Work instructions
Copy out each line below that has the word "marker" in it.

====== Record excerpts

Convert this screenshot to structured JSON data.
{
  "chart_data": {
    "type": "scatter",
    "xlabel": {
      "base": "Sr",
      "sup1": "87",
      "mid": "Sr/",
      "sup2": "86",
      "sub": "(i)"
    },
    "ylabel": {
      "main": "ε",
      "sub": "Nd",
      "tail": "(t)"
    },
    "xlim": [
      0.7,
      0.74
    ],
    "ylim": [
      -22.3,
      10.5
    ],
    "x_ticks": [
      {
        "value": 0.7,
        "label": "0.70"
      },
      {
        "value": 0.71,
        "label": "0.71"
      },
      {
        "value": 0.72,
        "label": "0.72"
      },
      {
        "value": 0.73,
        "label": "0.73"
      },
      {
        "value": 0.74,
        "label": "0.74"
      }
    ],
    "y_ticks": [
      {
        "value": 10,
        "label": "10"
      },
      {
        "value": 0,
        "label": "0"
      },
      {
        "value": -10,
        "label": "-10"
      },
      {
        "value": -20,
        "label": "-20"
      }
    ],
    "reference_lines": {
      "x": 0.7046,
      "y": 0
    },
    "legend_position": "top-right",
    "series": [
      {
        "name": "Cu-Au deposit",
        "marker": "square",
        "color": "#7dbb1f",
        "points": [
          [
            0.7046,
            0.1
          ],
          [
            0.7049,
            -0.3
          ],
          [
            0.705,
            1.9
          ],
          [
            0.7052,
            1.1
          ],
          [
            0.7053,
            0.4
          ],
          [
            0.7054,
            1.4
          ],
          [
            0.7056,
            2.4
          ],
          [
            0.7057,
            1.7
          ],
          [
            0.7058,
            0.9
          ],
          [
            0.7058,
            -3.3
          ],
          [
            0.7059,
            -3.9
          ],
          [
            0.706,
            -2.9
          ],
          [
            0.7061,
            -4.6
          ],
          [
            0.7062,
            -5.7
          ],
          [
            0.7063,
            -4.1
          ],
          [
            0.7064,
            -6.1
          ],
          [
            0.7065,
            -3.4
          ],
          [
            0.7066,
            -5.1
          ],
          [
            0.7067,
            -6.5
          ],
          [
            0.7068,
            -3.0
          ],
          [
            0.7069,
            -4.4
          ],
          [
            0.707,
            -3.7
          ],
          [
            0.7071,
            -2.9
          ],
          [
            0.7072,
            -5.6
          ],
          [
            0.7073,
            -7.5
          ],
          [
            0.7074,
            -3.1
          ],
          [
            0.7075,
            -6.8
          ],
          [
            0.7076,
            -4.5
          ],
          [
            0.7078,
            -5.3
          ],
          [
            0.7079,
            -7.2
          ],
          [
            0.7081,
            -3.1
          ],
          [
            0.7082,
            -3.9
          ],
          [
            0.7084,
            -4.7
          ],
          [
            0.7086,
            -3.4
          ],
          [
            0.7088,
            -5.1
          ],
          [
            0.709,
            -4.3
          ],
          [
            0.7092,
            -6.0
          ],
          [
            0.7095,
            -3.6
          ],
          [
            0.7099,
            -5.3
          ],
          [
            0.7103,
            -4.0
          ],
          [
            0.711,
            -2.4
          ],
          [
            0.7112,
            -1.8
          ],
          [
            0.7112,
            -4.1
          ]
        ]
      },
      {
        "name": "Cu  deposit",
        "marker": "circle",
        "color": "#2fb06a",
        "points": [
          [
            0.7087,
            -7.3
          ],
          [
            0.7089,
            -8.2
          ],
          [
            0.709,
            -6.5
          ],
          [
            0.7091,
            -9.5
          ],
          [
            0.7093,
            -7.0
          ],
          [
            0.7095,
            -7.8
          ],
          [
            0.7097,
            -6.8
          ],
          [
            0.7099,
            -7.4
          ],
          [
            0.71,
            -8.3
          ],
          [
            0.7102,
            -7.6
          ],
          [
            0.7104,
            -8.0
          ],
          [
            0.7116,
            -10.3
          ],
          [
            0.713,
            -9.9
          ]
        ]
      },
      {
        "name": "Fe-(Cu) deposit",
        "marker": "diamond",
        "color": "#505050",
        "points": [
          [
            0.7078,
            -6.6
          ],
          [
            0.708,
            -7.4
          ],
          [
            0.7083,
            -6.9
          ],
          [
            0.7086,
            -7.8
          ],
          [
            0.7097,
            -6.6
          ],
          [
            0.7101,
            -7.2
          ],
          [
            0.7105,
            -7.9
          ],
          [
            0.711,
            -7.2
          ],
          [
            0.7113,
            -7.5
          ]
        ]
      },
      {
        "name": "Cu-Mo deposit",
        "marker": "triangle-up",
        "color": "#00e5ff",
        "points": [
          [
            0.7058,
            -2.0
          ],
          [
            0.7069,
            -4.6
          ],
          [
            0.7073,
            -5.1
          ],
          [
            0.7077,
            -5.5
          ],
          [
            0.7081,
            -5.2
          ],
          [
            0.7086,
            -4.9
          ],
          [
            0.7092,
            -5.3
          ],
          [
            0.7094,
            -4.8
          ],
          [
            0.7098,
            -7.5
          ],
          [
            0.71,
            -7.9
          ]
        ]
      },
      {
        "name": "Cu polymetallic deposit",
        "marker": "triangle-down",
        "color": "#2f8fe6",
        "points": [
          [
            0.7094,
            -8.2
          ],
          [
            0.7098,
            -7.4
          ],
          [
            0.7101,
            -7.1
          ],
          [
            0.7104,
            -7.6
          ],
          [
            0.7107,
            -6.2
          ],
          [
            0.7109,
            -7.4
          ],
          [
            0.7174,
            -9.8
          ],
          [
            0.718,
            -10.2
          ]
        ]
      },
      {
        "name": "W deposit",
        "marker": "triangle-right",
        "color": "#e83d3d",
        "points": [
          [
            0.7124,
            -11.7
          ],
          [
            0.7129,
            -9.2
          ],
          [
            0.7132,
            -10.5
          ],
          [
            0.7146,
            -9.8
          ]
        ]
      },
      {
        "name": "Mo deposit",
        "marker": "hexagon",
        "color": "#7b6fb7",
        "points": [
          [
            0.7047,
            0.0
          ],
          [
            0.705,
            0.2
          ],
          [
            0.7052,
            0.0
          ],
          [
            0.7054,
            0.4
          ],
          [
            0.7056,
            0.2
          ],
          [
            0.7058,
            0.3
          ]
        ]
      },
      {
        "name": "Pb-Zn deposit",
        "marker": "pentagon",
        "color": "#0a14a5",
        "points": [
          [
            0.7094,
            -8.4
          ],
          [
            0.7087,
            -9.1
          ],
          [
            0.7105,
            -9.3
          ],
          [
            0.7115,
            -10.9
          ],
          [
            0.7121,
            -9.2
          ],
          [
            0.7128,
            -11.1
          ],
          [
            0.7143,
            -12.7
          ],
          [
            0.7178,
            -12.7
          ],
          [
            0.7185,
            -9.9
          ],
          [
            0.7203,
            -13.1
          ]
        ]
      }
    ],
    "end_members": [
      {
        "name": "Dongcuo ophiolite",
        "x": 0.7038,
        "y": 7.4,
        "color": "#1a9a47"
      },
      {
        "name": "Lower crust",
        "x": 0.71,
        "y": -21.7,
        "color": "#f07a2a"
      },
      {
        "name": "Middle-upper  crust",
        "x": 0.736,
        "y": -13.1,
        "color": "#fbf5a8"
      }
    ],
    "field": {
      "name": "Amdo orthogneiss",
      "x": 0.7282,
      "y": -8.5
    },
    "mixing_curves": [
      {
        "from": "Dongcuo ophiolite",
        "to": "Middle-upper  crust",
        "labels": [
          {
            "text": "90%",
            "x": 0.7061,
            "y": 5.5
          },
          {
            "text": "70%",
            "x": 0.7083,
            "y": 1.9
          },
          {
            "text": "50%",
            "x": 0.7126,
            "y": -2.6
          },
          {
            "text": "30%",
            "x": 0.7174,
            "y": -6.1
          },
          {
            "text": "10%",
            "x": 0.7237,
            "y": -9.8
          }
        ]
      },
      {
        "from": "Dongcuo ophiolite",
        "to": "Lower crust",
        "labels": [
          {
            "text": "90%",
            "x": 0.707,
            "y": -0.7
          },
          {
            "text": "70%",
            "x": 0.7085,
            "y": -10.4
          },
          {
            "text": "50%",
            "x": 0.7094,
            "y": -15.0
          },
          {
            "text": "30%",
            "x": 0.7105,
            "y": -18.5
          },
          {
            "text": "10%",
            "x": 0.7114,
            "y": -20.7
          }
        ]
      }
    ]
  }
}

============

Reply
        "marker": "square",
        "marker": "circle",
        "marker": "diamond",
        "marker": "triangle-up",
        "marker": "triangle-down",
        "marker": "triangle-right",
        "marker": "hexagon",
        "marker": "pentagon",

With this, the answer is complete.